Data excerpts:
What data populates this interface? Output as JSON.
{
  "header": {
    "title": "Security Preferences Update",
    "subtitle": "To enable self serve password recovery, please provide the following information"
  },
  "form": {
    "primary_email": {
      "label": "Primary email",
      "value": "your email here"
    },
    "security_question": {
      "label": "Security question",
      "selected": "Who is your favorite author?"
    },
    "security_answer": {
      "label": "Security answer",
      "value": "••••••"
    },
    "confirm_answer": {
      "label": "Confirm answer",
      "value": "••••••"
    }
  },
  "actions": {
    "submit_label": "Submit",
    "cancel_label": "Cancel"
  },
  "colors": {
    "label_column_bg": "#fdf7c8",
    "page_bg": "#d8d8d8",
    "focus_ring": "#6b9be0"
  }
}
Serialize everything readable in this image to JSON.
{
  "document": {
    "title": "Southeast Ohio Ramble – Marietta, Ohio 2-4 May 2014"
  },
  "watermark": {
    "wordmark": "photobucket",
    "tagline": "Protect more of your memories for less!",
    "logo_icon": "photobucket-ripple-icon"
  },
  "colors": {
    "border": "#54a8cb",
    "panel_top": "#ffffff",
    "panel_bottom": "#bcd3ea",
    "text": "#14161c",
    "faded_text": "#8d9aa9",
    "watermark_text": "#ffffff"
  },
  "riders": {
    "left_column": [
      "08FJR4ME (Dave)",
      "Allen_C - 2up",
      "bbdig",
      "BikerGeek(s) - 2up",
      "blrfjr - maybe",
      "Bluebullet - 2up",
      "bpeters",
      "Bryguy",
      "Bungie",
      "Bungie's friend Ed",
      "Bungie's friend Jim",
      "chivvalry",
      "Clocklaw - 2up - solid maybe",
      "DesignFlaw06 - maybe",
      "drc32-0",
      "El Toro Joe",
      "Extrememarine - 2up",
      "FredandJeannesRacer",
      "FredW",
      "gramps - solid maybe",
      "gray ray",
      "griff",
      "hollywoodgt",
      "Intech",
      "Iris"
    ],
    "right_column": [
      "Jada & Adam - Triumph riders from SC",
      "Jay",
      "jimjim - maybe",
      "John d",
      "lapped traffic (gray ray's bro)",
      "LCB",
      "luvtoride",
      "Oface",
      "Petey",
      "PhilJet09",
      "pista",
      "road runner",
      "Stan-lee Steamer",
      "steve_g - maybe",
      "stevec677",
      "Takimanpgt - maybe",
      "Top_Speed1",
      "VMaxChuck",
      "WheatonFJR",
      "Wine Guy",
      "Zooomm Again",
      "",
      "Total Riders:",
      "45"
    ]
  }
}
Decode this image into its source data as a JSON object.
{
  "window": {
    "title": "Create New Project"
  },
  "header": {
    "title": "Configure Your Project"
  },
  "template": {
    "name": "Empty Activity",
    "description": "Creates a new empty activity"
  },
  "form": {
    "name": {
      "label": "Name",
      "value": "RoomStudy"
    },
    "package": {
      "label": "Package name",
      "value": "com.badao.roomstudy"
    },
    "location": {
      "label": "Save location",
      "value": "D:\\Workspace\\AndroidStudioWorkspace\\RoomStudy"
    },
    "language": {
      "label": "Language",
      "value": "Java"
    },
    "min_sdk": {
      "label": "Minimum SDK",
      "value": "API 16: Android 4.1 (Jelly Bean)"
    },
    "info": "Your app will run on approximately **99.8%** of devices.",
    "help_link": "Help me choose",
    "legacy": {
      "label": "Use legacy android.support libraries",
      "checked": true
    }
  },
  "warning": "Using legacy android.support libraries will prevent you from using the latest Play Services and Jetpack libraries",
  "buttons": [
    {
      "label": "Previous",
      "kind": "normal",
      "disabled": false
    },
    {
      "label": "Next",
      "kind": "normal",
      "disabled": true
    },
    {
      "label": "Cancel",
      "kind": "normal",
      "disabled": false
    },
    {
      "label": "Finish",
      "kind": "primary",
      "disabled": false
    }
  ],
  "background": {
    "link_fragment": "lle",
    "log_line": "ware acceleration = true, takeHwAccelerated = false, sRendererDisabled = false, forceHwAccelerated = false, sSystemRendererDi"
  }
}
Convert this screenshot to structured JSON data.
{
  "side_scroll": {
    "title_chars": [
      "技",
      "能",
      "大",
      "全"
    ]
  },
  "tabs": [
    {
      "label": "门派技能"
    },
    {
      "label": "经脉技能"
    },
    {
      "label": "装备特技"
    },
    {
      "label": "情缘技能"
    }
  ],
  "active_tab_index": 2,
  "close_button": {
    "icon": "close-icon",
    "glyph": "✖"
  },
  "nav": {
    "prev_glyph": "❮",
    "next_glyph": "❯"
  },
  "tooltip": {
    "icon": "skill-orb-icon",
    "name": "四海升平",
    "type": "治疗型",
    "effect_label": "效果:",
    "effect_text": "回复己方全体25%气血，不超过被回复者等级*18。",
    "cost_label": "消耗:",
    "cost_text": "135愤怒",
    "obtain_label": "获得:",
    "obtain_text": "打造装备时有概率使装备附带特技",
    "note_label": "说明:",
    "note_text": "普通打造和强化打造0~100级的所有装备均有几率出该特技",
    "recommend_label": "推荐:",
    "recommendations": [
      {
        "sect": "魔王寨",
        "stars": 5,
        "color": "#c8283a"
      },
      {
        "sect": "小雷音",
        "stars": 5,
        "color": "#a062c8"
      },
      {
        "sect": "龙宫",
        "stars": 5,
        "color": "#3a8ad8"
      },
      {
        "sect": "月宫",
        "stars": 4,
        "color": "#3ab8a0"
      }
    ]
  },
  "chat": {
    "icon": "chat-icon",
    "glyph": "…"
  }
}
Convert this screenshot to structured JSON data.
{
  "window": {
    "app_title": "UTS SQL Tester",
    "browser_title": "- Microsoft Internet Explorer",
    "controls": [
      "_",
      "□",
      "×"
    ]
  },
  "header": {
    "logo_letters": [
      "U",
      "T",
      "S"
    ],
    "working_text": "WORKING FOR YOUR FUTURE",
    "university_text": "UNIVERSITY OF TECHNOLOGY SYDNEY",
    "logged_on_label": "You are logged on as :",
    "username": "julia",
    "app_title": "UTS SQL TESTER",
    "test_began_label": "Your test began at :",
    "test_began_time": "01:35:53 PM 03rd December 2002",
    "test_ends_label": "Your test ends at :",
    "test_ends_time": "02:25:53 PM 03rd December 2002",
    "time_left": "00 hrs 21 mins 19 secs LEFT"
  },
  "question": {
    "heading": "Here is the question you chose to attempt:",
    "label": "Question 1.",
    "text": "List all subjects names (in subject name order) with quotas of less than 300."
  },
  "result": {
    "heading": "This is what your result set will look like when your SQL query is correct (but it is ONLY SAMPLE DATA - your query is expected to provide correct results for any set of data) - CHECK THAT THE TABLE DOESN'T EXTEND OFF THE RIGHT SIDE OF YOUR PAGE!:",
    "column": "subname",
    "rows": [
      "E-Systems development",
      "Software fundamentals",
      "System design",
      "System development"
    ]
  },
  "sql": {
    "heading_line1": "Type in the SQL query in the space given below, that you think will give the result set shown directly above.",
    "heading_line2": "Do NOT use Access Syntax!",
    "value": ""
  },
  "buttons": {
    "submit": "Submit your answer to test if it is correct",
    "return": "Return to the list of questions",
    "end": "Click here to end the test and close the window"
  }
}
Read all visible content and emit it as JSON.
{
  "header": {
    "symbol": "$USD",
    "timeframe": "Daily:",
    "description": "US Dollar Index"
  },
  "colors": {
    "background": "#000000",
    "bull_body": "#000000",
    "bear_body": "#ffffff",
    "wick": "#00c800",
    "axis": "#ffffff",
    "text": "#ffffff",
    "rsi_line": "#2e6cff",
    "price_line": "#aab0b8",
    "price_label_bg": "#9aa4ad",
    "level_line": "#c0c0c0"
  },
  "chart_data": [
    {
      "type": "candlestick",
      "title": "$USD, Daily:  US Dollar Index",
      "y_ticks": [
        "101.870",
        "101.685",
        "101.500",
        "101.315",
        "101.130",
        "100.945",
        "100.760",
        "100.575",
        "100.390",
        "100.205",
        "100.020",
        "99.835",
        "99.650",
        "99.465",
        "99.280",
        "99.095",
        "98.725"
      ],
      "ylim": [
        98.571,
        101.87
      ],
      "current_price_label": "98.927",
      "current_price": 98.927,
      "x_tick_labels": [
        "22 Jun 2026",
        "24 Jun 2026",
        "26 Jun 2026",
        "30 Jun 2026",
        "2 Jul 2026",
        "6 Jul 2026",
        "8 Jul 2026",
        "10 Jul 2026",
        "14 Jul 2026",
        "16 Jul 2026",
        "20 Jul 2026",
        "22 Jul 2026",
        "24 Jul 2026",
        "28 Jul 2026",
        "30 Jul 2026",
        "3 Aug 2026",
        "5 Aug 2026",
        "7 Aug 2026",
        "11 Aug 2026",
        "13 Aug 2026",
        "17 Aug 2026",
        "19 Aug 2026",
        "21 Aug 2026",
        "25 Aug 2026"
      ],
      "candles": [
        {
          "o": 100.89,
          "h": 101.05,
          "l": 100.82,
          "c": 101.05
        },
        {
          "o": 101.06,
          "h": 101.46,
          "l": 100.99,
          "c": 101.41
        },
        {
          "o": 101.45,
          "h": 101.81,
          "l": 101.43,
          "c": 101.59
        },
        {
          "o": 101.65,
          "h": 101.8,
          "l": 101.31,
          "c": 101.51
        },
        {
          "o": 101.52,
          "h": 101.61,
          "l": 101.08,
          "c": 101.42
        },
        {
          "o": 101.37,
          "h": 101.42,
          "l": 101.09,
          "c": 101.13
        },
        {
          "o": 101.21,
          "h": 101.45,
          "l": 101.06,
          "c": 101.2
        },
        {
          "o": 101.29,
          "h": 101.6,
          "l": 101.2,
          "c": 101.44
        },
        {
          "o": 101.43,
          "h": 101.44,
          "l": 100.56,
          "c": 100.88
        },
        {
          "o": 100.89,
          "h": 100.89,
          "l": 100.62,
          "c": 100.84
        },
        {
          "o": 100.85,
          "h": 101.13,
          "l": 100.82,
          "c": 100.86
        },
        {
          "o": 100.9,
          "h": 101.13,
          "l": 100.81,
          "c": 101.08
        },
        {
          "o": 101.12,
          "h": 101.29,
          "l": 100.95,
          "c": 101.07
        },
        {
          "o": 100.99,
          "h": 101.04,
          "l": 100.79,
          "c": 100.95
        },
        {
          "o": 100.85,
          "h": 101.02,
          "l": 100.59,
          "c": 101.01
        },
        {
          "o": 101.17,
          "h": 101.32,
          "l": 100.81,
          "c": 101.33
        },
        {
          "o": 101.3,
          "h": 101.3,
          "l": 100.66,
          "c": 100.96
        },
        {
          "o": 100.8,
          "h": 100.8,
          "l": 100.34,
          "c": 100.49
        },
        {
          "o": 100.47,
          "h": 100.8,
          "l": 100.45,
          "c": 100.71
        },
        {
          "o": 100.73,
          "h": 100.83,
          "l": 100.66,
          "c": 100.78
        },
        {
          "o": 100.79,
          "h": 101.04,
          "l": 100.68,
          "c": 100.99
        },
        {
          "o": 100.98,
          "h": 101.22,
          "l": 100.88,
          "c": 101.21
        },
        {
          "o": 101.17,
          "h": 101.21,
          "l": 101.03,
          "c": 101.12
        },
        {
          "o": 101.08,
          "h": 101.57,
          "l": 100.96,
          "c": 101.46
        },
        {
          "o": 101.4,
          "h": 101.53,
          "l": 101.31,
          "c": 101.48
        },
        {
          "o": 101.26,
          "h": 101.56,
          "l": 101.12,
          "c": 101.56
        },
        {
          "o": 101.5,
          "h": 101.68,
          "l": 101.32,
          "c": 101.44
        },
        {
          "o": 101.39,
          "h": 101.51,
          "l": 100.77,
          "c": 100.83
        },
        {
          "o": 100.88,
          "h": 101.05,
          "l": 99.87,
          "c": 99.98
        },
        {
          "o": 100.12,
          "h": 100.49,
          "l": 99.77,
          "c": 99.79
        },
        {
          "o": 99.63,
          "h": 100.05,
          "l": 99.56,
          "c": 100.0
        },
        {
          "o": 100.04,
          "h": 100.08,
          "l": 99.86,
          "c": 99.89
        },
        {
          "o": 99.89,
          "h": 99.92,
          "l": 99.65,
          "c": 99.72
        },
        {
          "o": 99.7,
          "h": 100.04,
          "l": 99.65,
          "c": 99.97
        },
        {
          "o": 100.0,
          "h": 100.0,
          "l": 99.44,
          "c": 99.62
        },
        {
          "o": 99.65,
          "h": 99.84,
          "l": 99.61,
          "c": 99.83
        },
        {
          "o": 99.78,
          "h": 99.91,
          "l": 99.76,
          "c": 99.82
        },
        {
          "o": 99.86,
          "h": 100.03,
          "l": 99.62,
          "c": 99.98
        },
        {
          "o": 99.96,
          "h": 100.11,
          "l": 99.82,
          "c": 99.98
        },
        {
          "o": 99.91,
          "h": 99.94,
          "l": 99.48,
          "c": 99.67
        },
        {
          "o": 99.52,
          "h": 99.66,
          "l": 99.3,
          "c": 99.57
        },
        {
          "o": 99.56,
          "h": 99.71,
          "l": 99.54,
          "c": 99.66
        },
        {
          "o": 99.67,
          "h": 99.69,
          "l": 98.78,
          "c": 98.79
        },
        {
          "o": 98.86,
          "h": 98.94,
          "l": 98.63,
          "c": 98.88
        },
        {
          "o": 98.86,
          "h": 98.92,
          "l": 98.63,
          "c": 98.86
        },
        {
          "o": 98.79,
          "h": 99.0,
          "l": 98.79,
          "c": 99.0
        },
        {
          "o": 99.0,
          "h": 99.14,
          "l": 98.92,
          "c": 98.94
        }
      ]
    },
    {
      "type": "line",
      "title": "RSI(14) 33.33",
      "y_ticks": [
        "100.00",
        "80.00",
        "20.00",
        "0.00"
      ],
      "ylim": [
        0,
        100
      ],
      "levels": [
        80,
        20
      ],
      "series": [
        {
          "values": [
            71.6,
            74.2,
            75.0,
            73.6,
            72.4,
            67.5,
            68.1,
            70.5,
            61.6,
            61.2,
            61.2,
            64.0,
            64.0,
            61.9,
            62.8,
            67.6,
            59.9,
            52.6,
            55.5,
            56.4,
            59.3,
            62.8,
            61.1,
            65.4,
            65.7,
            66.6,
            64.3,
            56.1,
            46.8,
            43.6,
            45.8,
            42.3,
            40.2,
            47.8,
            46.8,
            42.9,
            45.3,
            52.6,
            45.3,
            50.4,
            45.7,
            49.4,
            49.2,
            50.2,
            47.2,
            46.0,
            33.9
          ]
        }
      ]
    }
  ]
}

Exercise directions:
Where a line above includes "JSON", copy that line.

Solution below:
What data populates this interface? Output as JSON.
Serialize everything readable in this image to JSON.
Decode this image into its source data as a JSON object.
Convert this screenshot to structured JSON data.
Convert this screenshot to structured JSON data.
Read all visible content and emit it as JSON.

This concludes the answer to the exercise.